* **EXERCISE**
Images do not belong in the copy. Retype all the entries below exactly.
═══ MATERIAL SHOWN ═══
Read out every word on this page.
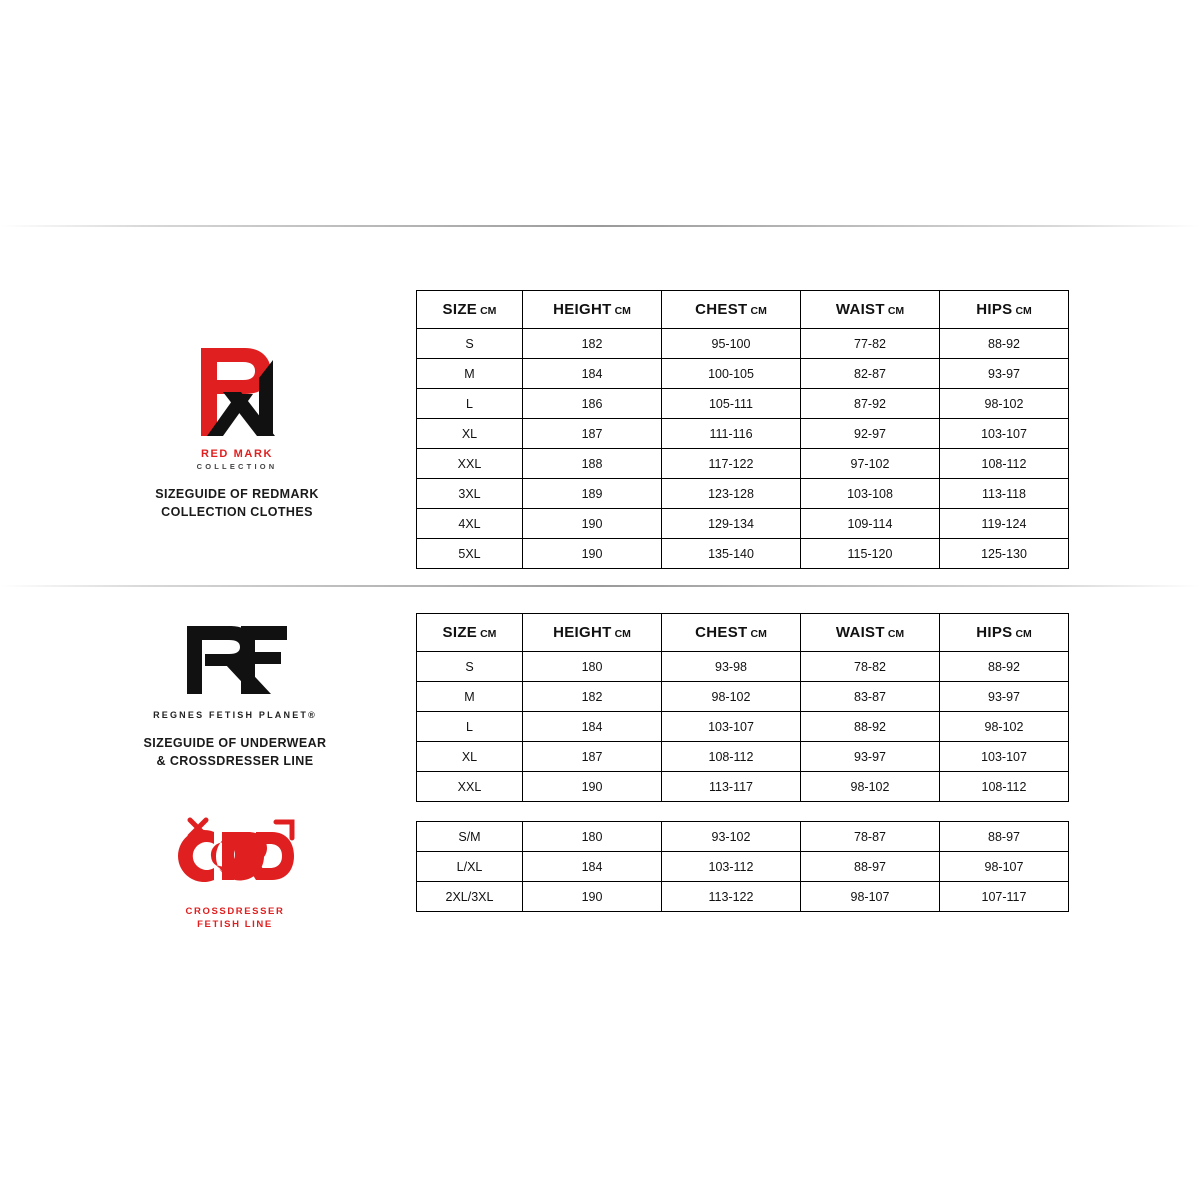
RED MARK
COLLECTION
SIZEGUIDE OF REDMARK
COLLECTION CLOTHES
SIZE CM	HEIGHT CM	CHEST CM	WAIST CM	HIPS CM
S	182	95-100	77-82	88-92
M	184	100-105	82-87	93-97
L	186	105-111	87-92	98-102
XL	187	111-116	92-97	103-107
XXL	188	117-122	97-102	108-112
3XL	189	123-128	103-108	113-118
4XL	190	129-134	109-114	119-124
5XL	190	135-140	115-120	125-130
REGNES FETISH PLANET®
SIZEGUIDE OF UNDERWEAR
& CROSSDRESSER LINE
SIZE CM	HEIGHT CM	CHEST CM	WAIST CM	HIPS CM
S	180	93-98	78-82	88-92
M	182	98-102	83-87	93-97
L	184	103-107	88-92	98-102
XL	187	108-112	93-97	103-107
XXL	190	113-117	98-102	108-112
CROSSDRESSER
FETISH LINE
S/M	180	93-102	78-87	88-97
L/XL	184	103-112	88-97	98-107
2XL/3XL	190	113-122	98-107	107-117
═══
* **WRITTEN ANSWER**
Read out every word on this page.
RED MARK
COLLECTION
SIZEGUIDE OF REDMARK
COLLECTION CLOTHES
SIZE CM	HEIGHT CM	CHEST CM	WAIST CM	HIPS CM
S	182	95-100	77-82	88-92
M	184	100-105	82-87	93-97
L	186	105-111	87-92	98-102
XL	187	111-116	92-97	103-107
XXL	188	117-122	97-102	108-112
3XL	189	123-128	103-108	113-118
4XL	190	129-134	109-114	119-124
5XL	190	135-140	115-120	125-130
REGNES FETISH PLANET®
SIZEGUIDE OF UNDERWEAR
& CROSSDRESSER LINE
SIZE CM	HEIGHT CM	CHEST CM	WAIST CM	HIPS CM
S	180	93-98	78-82	88-92
M	182	98-102	83-87	93-97
L	184	103-107	88-92	98-102
XL	187	108-112	93-97	103-107
XXL	190	113-117	98-102	108-112
CROSSDRESSER
FETISH LINE
S/M	180	93-102	78-87	88-97
L/XL	184	103-112	88-97	98-107
2XL/3XL	190	113-122	98-107	107-117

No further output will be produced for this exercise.